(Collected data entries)
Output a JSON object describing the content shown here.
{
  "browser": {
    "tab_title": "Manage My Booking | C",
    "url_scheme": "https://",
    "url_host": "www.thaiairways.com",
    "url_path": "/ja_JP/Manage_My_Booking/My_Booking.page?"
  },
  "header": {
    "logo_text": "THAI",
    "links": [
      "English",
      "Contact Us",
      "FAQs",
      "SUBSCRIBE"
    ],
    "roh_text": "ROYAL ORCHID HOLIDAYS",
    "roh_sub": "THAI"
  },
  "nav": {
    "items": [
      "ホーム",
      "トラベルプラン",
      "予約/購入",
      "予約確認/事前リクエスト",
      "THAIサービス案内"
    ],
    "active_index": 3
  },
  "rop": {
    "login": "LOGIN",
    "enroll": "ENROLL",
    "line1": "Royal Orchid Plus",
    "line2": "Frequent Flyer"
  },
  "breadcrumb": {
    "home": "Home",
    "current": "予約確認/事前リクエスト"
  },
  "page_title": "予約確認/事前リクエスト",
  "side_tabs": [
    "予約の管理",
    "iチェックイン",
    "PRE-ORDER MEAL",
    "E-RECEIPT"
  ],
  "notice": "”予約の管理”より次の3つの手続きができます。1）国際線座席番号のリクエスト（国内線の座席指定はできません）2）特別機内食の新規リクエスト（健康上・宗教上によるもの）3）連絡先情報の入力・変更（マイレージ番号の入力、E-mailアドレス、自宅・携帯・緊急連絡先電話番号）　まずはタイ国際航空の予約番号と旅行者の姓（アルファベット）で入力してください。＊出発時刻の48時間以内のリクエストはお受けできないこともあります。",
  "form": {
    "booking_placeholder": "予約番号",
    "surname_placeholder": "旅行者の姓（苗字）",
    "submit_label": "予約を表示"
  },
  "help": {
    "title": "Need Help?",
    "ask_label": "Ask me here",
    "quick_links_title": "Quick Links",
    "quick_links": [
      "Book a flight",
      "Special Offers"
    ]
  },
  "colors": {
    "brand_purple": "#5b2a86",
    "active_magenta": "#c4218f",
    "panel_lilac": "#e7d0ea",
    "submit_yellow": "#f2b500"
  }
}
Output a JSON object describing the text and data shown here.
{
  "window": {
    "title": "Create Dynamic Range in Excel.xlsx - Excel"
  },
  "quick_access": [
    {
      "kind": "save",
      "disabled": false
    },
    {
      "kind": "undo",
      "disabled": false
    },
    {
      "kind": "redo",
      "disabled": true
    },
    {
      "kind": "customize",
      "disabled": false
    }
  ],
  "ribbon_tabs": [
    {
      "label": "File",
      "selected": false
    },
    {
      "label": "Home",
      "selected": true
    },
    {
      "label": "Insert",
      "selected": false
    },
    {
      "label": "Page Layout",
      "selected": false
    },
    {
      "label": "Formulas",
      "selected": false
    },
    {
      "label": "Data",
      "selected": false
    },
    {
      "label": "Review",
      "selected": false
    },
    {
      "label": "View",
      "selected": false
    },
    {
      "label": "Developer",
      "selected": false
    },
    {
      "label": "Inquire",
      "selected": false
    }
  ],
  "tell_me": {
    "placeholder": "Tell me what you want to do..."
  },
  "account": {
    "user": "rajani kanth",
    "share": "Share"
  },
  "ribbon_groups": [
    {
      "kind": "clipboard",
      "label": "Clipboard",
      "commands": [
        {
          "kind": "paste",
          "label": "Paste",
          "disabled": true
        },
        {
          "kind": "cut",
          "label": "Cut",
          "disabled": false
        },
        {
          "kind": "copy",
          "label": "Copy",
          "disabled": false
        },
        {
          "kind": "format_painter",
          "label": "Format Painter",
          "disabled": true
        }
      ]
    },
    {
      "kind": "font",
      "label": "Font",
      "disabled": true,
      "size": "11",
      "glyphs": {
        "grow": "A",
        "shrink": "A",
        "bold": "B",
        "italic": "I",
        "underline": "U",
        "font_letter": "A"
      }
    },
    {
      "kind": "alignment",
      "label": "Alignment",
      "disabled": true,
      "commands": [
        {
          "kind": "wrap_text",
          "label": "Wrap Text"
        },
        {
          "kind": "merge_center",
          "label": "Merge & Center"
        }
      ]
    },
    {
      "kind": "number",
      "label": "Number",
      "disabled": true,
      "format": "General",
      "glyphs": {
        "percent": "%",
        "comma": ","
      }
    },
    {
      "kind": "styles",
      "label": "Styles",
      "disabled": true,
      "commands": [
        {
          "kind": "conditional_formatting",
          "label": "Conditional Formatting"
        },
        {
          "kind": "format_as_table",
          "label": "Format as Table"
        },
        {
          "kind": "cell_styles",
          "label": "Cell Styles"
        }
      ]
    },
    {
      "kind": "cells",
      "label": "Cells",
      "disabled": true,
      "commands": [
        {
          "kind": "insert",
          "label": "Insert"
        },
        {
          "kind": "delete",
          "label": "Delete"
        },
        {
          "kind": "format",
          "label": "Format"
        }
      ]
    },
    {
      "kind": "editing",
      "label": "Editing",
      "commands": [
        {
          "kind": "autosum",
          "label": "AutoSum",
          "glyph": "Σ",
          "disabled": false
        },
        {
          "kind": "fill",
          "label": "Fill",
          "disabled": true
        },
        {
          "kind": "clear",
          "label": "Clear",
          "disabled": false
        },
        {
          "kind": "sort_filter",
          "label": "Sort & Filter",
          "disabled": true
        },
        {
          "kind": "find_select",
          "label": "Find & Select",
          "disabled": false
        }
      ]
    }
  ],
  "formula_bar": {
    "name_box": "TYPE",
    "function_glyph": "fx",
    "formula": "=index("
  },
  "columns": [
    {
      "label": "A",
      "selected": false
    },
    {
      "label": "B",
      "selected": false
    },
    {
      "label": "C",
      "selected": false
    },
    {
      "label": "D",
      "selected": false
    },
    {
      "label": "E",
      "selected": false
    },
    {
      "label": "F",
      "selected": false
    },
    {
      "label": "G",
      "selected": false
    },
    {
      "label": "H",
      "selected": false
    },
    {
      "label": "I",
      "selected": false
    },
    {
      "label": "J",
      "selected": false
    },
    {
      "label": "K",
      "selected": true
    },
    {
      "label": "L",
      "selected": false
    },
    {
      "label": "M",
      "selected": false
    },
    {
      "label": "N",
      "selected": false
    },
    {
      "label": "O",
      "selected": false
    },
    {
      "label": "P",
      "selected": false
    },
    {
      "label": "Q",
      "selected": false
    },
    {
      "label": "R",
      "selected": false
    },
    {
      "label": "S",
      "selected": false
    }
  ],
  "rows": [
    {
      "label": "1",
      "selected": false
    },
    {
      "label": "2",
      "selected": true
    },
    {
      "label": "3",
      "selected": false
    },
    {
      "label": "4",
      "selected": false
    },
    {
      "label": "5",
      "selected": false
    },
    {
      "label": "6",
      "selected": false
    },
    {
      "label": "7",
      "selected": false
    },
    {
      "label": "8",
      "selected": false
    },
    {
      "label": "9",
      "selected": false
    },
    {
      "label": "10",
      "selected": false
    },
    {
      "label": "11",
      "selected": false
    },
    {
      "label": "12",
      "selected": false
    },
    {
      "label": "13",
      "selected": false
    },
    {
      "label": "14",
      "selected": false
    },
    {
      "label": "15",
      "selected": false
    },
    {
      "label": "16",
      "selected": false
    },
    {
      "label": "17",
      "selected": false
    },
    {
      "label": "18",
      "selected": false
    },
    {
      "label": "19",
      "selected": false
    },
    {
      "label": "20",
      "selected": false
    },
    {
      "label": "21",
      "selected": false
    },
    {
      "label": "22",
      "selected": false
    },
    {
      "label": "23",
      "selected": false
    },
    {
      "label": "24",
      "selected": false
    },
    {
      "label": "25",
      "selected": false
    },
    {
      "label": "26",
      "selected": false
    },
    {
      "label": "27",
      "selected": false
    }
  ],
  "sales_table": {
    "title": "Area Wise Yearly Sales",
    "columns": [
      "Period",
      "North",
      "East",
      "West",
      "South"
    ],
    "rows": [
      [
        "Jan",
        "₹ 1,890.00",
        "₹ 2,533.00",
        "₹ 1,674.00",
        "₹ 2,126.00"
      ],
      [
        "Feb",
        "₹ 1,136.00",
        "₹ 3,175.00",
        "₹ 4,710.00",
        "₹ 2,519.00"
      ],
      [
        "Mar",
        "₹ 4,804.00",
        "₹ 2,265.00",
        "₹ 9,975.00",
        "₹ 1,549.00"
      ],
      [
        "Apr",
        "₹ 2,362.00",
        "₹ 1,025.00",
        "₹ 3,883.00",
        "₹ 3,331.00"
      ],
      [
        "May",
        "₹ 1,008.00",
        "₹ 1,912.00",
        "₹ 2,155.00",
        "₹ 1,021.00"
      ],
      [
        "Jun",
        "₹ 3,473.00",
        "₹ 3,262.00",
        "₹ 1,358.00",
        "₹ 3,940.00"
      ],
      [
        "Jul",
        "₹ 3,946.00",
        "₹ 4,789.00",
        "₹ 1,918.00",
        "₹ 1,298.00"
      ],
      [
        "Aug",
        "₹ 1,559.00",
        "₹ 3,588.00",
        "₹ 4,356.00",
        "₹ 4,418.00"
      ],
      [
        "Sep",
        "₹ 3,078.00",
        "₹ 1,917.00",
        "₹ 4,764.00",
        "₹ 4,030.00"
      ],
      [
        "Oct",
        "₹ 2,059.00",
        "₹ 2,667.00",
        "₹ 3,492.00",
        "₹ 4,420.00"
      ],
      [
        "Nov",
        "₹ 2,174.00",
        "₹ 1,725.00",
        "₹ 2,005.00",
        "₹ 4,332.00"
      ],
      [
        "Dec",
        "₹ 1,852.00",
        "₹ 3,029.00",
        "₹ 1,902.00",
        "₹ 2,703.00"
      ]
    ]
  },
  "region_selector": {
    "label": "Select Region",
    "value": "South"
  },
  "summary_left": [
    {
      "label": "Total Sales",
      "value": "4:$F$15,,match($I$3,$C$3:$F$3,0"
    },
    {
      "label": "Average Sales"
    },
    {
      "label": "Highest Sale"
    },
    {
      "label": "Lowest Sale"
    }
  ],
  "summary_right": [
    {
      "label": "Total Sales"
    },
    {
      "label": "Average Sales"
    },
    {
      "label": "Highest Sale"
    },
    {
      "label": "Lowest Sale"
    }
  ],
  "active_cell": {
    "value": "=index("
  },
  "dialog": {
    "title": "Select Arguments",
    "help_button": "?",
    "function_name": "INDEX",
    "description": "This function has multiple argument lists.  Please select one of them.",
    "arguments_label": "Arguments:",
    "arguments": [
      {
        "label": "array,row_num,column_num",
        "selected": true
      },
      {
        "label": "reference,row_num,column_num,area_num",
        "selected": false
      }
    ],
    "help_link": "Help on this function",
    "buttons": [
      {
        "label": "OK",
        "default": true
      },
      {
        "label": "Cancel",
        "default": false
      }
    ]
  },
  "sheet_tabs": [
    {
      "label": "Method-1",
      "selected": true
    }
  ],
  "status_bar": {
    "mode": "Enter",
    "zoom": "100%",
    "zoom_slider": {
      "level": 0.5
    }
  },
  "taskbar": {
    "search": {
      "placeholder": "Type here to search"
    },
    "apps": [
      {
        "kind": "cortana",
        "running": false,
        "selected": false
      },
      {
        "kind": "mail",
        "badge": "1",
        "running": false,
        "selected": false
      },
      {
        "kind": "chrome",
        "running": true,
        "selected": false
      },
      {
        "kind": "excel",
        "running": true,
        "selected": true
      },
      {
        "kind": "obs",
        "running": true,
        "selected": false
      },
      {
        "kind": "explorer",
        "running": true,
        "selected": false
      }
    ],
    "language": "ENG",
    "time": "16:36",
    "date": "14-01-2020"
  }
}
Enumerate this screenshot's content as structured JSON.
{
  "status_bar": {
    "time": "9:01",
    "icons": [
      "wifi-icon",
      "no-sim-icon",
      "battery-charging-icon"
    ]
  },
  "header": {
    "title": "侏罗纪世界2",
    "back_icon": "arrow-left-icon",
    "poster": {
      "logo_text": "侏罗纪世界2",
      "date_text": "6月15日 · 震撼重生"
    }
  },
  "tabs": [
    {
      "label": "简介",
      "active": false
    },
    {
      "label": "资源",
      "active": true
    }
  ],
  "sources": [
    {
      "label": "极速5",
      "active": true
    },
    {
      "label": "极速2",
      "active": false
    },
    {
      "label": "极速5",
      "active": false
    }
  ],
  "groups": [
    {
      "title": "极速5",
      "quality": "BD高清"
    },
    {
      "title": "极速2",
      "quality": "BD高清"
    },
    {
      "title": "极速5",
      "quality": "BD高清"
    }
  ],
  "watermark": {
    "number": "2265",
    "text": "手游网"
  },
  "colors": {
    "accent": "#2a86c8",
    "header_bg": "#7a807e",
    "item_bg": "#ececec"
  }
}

→ To do
Across the entries above, how many lines contain "shown"? Provide only the count.

→ Written response
2